▶ _Data for this task_:
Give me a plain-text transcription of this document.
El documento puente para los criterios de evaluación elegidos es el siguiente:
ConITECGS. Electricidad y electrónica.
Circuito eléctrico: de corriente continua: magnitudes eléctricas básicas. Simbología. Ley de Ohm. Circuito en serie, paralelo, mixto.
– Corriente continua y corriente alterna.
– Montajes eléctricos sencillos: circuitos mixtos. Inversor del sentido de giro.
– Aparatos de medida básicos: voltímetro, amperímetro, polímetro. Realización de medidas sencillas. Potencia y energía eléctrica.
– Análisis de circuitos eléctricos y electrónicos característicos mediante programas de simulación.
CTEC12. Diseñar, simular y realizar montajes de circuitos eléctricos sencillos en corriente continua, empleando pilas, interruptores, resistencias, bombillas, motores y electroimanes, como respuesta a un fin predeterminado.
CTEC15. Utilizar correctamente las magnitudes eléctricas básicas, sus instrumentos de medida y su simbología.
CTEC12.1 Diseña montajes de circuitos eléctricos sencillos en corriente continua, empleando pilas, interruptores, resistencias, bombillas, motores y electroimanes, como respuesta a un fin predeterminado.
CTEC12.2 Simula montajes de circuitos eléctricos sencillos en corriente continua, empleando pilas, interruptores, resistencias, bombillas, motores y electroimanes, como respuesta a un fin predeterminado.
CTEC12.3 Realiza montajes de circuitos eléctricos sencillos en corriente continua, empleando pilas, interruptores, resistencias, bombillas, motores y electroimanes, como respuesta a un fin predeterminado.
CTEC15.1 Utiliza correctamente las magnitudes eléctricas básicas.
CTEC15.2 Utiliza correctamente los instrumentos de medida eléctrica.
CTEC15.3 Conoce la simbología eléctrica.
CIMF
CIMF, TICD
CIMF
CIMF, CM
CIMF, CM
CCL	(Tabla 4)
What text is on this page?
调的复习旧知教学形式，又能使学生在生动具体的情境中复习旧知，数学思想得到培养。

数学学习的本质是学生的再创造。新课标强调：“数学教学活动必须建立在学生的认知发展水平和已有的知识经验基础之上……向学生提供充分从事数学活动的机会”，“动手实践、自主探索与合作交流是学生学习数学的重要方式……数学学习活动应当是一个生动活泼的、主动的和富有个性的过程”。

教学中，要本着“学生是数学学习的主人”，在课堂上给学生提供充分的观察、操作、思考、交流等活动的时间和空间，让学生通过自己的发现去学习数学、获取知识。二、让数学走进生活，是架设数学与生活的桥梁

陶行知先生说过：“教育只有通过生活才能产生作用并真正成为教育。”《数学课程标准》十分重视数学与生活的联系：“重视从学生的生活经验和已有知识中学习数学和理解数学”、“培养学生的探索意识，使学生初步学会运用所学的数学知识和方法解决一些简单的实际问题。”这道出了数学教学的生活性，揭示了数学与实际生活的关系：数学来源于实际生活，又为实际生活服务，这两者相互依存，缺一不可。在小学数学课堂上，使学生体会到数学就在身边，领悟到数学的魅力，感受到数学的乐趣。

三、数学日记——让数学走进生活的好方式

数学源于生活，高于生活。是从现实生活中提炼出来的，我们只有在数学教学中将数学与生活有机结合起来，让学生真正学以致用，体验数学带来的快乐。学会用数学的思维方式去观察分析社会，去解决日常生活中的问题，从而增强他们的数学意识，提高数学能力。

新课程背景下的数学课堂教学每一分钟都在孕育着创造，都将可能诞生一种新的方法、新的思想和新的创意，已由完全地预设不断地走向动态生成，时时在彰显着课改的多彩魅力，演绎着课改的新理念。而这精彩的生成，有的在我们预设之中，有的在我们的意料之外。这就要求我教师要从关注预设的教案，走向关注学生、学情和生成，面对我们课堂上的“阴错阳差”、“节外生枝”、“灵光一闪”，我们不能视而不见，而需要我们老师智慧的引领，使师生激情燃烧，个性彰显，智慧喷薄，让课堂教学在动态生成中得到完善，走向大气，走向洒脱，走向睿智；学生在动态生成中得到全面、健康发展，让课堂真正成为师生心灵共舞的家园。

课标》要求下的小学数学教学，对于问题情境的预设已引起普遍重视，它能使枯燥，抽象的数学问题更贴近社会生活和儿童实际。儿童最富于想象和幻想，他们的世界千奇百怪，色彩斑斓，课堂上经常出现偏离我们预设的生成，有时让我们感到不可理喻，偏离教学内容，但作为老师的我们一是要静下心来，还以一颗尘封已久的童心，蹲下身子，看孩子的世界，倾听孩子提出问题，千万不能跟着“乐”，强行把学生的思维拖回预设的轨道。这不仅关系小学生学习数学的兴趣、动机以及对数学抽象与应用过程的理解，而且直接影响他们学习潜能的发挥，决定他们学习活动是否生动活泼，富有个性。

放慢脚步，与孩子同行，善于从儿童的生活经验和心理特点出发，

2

▶ _Your task_: Restate the data above exactly, keeping each word as it stands.

▶ _Result for this exercise_:
Give me a plain-text transcription of this document.
El documento puente para los criterios de evaluación elegidos es el siguiente:
ConITECGS. Electricidad y electrónica.
Circuito eléctrico: de corriente continua: magnitudes eléctricas básicas. Simbología. Ley de Ohm. Circuito en serie, paralelo, mixto.
– Corriente continua y corriente alterna.
– Montajes eléctricos sencillos: circuitos mixtos. Inversor del sentido de giro.
– Aparatos de medida básicos: voltímetro, amperímetro, polímetro. Realización de medidas sencillas. Potencia y energía eléctrica.
– Análisis de circuitos eléctricos y electrónicos característicos mediante programas de simulación.
CTEC12. Diseñar, simular y realizar montajes de circuitos eléctricos sencillos en corriente continua, empleando pilas, interruptores, resistencias, bombillas, motores y electroimanes, como respuesta a un fin predeterminado.
CTEC15. Utilizar correctamente las magnitudes eléctricas básicas, sus instrumentos de medida y su simbología.
CTEC12.1 Diseña montajes de circuitos eléctricos sencillos en corriente continua, empleando pilas, interruptores, resistencias, bombillas, motores y electroimanes, como respuesta a un fin predeterminado.
CTEC12.2 Simula montajes de circuitos eléctricos sencillos en corriente continua, empleando pilas, interruptores, resistencias, bombillas, motores y electroimanes, como respuesta a un fin predeterminado.
CTEC12.3 Realiza montajes de circuitos eléctricos sencillos en corriente continua, empleando pilas, interruptores, resistencias, bombillas, motores y electroimanes, como respuesta a un fin predeterminado.
CTEC15.1 Utiliza correctamente las magnitudes eléctricas básicas.
CTEC15.2 Utiliza correctamente los instrumentos de medida eléctrica.
CTEC15.3 Conoce la simbología eléctrica.
CIMF
CIMF, TICD
CIMF
CIMF, CM
CIMF, CM
CCL	(Tabla 4)
What text is on this page?
调的复习旧知教学形式，又能使学生在生动具体的情境中复习旧知，数学思想得到培养。

数学学习的本质是学生的再创造。新课标强调：“数学教学活动必须建立在学生的认知发展水平和已有的知识经验基础之上……向学生提供充分从事数学活动的机会”，“动手实践、自主探索与合作交流是学生学习数学的重要方式……数学学习活动应当是一个生动活泼的、主动的和富有个性的过程”。

教学中，要本着“学生是数学学习的主人”，在课堂上给学生提供充分的观察、操作、思考、交流等活动的时间和空间，让学生通过自己的发现去学习数学、获取知识。二、让数学走进生活，是架设数学与生活的桥梁

陶行知先生说过：“教育只有通过生活才能产生作用并真正成为教育。”《数学课程标准》十分重视数学与生活的联系：“重视从学生的生活经验和已有知识中学习数学和理解数学”、“培养学生的探索意识，使学生初步学会运用所学的数学知识和方法解决一些简单的实际问题。”这道出了数学教学的生活性，揭示了数学与实际生活的关系：数学来源于实际生活，又为实际生活服务，这两者相互依存，缺一不可。在小学数学课堂上，使学生体会到数学就在身边，领悟到数学的魅力，感受到数学的乐趣。

三、数学日记——让数学走进生活的好方式

数学源于生活，高于生活。是从现实生活中提炼出来的，我们只有在数学教学中将数学与生活有机结合起来，让学生真正学以致用，体验数学带来的快乐。学会用数学的思维方式去观察分析社会，去解决日常生活中的问题，从而增强他们的数学意识，提高数学能力。

新课程背景下的数学课堂教学每一分钟都在孕育着创造，都将可能诞生一种新的方法、新的思想和新的创意，已由完全地预设不断地走向动态生成，时时在彰显着课改的多彩魅力，演绎着课改的新理念。而这精彩的生成，有的在我们预设之中，有的在我们的意料之外。这就要求我教师要从关注预设的教案，走向关注学生、学情和生成，面对我们课堂上的“阴错阳差”、“节外生枝”、“灵光一闪”，我们不能视而不见，而需要我们老师智慧的引领，使师生激情燃烧，个性彰显，智慧喷薄，让课堂教学在动态生成中得到完善，走向大气，走向洒脱，走向睿智；学生在动态生成中得到全面、健康发展，让课堂真正成为师生心灵共舞的家园。

课标》要求下的小学数学教学，对于问题情境的预设已引起普遍重视，它能使枯燥，抽象的数学问题更贴近社会生活和儿童实际。儿童最富于想象和幻想，他们的世界千奇百怪，色彩斑斓，课堂上经常出现偏离我们预设的生成，有时让我们感到不可理喻，偏离教学内容，但作为老师的我们一是要静下心来，还以一颗尘封已久的童心，蹲下身子，看孩子的世界，倾听孩子提出问题，千万不能跟着“乐”，强行把学生的思维拖回预设的轨道。这不仅关系小学生学习数学的兴趣、动机以及对数学抽象与应用过程的理解，而且直接影响他们学习潜能的发挥，决定他们学习活动是否生动活泼，富有个性。

放慢脚步，与孩子同行，善于从儿童的生活经验和心理特点出发，

2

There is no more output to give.